:: Records supplied ::

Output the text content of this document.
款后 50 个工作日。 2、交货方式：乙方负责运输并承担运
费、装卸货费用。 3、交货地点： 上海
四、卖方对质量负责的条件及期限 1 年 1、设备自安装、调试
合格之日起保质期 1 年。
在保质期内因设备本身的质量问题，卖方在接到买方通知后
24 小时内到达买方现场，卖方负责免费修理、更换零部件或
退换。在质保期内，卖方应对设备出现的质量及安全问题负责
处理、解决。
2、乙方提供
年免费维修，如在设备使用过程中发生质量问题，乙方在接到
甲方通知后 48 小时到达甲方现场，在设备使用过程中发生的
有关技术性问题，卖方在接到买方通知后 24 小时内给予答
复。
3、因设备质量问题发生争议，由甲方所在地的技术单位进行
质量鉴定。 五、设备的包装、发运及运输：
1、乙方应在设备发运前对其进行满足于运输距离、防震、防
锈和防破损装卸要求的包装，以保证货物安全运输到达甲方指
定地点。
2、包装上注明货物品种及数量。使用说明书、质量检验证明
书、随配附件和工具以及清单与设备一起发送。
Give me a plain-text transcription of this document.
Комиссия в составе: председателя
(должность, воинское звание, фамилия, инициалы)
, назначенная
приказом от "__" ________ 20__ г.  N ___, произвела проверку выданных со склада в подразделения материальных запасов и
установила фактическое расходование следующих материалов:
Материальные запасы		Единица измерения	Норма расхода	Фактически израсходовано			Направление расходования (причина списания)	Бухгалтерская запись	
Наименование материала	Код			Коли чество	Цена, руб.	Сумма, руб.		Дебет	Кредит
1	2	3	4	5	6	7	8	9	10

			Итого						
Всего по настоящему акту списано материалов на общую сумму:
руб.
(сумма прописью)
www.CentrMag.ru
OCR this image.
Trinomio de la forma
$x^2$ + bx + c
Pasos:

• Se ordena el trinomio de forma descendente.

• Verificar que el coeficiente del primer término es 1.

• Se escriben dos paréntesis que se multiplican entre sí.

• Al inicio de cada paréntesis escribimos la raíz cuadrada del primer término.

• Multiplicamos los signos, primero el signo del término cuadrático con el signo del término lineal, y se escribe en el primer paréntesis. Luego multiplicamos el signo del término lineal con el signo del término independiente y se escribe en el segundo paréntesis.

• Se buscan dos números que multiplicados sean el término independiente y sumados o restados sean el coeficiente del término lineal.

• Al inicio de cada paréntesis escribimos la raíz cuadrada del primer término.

:::

Task prompt: For each line in the data above that contains the string "lineal", extract the line.

Exercise answer:
• Multiplicamos los signos, primero el signo del término cuadrático con el signo del término lineal, y se escribe en el primer paréntesis. Luego multiplicamos el signo del término lineal con el signo del término independiente y se escribe en el segundo paréntesis.
• Se buscan dos números que multiplicados sean el término independiente y sumados o restados sean el coeficiente del término lineal.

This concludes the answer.